== What needs to be done ==
Every record here needs to be written out again exactly.

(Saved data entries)
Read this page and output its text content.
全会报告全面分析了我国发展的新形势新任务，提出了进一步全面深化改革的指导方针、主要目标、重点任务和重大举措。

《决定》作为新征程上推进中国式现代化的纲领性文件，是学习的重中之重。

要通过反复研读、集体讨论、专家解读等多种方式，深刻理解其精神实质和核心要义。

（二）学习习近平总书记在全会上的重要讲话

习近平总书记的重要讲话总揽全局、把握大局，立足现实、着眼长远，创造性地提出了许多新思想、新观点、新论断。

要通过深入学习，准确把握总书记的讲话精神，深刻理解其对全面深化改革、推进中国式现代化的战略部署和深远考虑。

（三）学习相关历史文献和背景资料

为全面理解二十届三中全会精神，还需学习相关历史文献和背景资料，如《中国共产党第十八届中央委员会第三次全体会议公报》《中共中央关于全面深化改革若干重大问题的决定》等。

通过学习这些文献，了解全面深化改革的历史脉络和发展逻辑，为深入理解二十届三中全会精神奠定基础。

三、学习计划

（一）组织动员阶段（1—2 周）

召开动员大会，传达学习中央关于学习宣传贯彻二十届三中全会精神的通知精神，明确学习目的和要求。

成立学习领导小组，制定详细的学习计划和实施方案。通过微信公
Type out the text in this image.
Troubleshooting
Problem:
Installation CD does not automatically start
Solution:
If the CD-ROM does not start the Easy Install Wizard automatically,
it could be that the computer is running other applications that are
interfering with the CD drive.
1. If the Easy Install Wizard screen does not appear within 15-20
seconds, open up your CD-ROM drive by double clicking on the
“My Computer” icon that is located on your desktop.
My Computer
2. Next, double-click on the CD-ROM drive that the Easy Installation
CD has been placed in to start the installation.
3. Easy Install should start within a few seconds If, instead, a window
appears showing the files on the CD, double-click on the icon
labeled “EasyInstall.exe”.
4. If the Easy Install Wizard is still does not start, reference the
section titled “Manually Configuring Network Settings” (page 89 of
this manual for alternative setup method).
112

== Full output ==
Read this page and output its text content.
全会报告全面分析了我国发展的新形势新任务，提出了进一步全面深化改革的指导方针、主要目标、重点任务和重大举措。

《决定》作为新征程上推进中国式现代化的纲领性文件，是学习的重中之重。

要通过反复研读、集体讨论、专家解读等多种方式，深刻理解其精神实质和核心要义。

（二）学习习近平总书记在全会上的重要讲话

习近平总书记的重要讲话总揽全局、把握大局，立足现实、着眼长远，创造性地提出了许多新思想、新观点、新论断。

要通过深入学习，准确把握总书记的讲话精神，深刻理解其对全面深化改革、推进中国式现代化的战略部署和深远考虑。

（三）学习相关历史文献和背景资料

为全面理解二十届三中全会精神，还需学习相关历史文献和背景资料，如《中国共产党第十八届中央委员会第三次全体会议公报》《中共中央关于全面深化改革若干重大问题的决定》等。

通过学习这些文献，了解全面深化改革的历史脉络和发展逻辑，为深入理解二十届三中全会精神奠定基础。

三、学习计划

（一）组织动员阶段（1—2 周）

召开动员大会，传达学习中央关于学习宣传贯彻二十届三中全会精神的通知精神，明确学习目的和要求。

成立学习领导小组，制定详细的学习计划和实施方案。通过微信公
Type out the text in this image.
Troubleshooting
Problem:
Installation CD does not automatically start
Solution:
If the CD-ROM does not start the Easy Install Wizard automatically,
it could be that the computer is running other applications that are
interfering with the CD drive.
1. If the Easy Install Wizard screen does not appear within 15-20
seconds, open up your CD-ROM drive by double clicking on the
“My Computer” icon that is located on your desktop.
My Computer
2. Next, double-click on the CD-ROM drive that the Easy Installation
CD has been placed in to start the installation.
3. Easy Install should start within a few seconds If, instead, a window
appears showing the files on the CD, double-click on the icon
labeled “EasyInstall.exe”.
4. If the Easy Install Wizard is still does not start, reference the
section titled “Manually Configuring Network Settings” (page 89 of
this manual for alternative setup method).
112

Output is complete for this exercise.